# TASK STATEMENT
Identify each line below that contains the word "this", and copy it out.

# ENTRIES SUPPLIED

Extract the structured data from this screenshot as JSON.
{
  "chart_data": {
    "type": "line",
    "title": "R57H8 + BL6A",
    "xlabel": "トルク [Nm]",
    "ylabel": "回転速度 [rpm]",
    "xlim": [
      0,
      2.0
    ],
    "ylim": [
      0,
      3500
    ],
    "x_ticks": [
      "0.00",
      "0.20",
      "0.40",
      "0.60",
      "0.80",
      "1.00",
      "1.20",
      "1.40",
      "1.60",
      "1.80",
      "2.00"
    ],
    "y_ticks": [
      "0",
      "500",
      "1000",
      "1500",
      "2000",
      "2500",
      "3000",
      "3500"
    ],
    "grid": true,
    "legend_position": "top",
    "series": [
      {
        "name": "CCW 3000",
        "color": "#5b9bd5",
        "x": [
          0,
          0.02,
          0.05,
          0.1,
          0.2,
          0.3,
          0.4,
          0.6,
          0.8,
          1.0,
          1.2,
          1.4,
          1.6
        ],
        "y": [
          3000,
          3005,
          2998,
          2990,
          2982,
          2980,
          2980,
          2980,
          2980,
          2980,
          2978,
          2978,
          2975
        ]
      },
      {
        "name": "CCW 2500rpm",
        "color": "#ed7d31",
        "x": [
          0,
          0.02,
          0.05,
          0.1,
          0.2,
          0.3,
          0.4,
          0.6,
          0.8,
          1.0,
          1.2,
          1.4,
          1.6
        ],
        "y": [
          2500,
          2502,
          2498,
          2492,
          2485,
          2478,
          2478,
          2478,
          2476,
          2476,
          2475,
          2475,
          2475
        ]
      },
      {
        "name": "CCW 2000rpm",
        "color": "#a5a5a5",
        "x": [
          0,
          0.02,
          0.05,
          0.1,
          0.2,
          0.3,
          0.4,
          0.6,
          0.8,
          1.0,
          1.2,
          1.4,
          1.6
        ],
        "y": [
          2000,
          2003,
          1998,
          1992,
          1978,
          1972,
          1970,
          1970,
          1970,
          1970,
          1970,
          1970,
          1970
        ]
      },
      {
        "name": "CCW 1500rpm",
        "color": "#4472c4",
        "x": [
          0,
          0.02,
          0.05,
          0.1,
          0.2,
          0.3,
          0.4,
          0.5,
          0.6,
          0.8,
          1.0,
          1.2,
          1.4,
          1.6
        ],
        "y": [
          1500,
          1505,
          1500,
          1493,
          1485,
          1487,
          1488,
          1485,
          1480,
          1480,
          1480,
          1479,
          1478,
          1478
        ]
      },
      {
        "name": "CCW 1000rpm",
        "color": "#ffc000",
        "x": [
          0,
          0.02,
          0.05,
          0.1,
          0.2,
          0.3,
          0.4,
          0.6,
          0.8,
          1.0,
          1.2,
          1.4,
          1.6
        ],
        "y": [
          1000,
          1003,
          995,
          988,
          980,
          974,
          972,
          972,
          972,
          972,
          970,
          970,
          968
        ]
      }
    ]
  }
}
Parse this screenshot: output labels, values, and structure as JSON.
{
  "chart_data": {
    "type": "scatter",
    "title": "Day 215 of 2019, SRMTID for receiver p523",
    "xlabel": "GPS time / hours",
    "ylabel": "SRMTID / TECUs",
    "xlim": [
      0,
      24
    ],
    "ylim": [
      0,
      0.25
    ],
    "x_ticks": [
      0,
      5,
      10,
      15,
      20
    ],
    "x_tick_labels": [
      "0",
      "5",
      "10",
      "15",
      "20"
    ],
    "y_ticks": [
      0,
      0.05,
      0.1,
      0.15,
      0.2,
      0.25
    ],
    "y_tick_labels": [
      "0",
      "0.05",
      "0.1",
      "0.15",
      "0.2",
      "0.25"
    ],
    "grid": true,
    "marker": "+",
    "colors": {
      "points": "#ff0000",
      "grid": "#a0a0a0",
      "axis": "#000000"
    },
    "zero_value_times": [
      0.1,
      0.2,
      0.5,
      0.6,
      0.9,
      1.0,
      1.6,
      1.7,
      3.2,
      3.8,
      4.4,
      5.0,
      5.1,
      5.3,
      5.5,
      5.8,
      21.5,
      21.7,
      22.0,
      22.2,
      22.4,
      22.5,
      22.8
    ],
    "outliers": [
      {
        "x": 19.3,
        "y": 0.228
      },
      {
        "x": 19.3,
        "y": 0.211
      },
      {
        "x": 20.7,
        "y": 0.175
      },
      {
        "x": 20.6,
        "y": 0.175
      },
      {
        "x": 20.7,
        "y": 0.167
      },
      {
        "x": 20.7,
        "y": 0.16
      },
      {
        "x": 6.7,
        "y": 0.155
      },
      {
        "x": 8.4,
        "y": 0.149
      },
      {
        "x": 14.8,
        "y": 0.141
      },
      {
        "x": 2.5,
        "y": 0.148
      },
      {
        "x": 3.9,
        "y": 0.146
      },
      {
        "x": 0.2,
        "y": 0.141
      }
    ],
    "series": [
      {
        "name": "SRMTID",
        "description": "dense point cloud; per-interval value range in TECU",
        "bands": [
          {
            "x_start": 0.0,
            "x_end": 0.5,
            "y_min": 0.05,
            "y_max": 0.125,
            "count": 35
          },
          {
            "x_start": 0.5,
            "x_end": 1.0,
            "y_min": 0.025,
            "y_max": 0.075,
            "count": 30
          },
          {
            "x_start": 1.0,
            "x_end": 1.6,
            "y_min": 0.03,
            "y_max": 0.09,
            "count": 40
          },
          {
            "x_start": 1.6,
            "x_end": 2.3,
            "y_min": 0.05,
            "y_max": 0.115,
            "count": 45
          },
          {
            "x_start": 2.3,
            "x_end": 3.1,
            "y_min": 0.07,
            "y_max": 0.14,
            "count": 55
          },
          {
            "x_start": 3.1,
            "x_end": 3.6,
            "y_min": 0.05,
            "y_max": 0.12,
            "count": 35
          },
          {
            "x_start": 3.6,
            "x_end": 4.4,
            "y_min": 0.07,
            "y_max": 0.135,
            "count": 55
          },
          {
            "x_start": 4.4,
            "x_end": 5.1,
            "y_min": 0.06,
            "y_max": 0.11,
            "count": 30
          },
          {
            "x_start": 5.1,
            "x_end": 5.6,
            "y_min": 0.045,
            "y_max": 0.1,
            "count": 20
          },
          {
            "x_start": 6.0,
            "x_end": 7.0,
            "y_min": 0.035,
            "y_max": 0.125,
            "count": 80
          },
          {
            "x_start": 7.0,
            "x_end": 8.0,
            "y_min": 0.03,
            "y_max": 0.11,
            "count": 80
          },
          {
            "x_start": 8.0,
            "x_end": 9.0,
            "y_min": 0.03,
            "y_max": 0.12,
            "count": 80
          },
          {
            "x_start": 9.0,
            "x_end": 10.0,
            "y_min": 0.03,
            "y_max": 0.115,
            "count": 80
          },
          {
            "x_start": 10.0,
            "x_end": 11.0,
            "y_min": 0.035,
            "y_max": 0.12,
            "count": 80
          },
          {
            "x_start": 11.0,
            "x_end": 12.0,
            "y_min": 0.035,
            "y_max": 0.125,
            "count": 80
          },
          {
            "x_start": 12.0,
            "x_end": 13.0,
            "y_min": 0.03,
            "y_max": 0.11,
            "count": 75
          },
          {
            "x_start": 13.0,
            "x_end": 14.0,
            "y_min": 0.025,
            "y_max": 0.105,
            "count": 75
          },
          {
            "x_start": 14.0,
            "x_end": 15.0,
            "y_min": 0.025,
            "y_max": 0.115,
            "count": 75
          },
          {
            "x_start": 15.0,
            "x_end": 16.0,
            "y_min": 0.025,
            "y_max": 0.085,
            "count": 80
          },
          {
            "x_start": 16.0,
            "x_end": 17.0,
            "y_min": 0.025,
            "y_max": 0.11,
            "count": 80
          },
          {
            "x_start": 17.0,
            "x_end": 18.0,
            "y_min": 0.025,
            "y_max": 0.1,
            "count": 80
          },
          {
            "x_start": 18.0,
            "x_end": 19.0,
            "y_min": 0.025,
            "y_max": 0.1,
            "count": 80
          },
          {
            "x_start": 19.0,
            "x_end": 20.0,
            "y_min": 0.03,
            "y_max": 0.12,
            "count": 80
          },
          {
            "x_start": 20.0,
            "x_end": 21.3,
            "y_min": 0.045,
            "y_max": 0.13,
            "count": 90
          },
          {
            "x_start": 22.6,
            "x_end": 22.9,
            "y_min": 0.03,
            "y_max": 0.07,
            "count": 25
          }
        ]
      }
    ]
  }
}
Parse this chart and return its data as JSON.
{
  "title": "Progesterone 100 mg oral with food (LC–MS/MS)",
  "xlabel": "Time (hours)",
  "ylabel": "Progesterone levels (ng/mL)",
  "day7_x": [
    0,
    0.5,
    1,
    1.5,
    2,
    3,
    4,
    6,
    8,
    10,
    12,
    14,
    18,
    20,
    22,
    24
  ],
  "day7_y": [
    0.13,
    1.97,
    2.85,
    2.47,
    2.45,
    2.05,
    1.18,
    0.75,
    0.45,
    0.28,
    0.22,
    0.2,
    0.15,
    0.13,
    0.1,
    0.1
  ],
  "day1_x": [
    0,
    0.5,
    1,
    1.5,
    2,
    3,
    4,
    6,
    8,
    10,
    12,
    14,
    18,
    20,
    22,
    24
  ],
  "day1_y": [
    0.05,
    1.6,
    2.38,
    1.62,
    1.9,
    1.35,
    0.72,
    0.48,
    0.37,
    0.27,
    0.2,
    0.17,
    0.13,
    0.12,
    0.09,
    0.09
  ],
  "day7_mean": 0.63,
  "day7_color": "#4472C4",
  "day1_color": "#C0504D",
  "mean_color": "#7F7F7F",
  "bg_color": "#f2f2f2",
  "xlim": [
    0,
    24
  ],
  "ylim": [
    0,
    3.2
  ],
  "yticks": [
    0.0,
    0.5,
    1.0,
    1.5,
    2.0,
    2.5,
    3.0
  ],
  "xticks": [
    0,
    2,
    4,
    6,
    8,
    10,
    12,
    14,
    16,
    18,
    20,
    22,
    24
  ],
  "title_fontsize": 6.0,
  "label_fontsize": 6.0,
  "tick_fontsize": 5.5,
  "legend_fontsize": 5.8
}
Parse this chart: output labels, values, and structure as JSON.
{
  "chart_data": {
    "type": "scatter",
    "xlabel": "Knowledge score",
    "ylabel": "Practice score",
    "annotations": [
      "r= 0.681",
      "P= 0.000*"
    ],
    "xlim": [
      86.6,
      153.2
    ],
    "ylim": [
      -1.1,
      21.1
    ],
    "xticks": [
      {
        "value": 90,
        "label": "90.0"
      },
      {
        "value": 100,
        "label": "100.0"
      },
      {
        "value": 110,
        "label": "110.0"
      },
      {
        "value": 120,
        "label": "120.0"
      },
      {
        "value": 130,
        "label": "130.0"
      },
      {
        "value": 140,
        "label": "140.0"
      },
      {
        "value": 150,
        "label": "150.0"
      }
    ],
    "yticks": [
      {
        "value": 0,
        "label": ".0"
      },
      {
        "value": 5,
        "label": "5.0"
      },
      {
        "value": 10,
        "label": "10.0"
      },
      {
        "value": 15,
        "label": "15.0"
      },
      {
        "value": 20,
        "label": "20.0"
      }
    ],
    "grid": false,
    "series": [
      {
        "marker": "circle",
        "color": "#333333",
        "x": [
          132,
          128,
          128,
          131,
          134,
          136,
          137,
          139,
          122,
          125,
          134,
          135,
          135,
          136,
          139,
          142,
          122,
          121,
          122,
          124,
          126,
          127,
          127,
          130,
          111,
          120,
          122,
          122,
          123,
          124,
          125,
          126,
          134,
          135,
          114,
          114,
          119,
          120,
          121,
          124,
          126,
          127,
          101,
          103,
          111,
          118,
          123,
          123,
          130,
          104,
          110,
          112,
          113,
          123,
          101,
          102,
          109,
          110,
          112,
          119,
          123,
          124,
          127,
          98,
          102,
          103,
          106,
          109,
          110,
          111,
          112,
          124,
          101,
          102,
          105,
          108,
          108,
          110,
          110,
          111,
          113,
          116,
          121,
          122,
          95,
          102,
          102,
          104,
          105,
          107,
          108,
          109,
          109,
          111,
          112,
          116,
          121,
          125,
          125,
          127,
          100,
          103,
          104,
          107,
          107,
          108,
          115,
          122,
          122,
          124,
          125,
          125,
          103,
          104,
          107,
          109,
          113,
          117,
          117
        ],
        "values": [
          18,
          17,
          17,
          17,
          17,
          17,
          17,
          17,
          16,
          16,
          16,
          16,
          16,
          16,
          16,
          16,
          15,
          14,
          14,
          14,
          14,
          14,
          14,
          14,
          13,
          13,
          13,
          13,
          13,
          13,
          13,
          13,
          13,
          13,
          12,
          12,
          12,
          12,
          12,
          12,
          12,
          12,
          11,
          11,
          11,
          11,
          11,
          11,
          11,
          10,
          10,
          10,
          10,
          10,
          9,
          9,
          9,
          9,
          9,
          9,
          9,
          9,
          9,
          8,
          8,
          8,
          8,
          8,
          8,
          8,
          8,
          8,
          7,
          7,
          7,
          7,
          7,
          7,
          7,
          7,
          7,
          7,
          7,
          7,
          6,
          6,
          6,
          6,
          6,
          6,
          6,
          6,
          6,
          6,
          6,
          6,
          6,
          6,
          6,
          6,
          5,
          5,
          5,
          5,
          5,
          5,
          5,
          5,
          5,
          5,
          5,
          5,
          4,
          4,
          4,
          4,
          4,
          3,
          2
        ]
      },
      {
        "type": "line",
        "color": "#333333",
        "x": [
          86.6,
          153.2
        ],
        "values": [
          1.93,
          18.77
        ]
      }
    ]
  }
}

# EXERCISE RESPONSE
Extract the structured data from this screenshot as JSON.
Parse this screenshot: output labels, values, and structure as JSON.
Parse this chart and return its data as JSON.
Parse this chart: output labels, values, and structure as JSON.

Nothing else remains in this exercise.